Recorded data:
━━━━━━━━━━━━━━━━
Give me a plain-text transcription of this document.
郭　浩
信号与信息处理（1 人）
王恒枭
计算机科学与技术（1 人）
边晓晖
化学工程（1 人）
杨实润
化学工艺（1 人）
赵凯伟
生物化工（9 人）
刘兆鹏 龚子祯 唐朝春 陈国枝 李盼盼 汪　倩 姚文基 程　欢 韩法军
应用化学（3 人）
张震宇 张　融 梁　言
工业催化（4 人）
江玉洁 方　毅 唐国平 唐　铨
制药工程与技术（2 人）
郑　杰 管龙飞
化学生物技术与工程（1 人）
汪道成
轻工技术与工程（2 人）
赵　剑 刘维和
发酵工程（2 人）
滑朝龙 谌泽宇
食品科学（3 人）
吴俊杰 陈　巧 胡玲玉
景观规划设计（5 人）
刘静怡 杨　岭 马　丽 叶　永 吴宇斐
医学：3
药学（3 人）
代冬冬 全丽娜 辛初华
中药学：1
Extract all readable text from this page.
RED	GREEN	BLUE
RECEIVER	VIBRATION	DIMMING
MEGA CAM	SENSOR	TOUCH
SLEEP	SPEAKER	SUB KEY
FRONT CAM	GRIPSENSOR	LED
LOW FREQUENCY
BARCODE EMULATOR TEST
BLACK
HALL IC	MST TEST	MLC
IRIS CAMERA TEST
━━━━━━━━━━━━━━━━
PROBLEM TO SOLVE: Output all of the material exactly as written.

RESULT:
Give me a plain-text transcription of this document.
郭　浩
信号与信息处理（1 人）
王恒枭
计算机科学与技术（1 人）
边晓晖
化学工程（1 人）
杨实润
化学工艺（1 人）
赵凯伟
生物化工（9 人）
刘兆鹏 龚子祯 唐朝春 陈国枝 李盼盼 汪　倩 姚文基 程　欢 韩法军
应用化学（3 人）
张震宇 张　融 梁　言
工业催化（4 人）
江玉洁 方　毅 唐国平 唐　铨
制药工程与技术（2 人）
郑　杰 管龙飞
化学生物技术与工程（1 人）
汪道成
轻工技术与工程（2 人）
赵　剑 刘维和
发酵工程（2 人）
滑朝龙 谌泽宇
食品科学（3 人）
吴俊杰 陈　巧 胡玲玉
景观规划设计（5 人）
刘静怡 杨　岭 马　丽 叶　永 吴宇斐
医学：3
药学（3 人）
代冬冬 全丽娜 辛初华
中药学：1
Extract all readable text from this page.
RED	GREEN	BLUE
RECEIVER	VIBRATION	DIMMING
MEGA CAM	SENSOR	TOUCH
SLEEP	SPEAKER	SUB KEY
FRONT CAM	GRIPSENSOR	LED
LOW FREQUENCY
BARCODE EMULATOR TEST
BLACK
HALL IC	MST TEST	MLC
IRIS CAMERA TEST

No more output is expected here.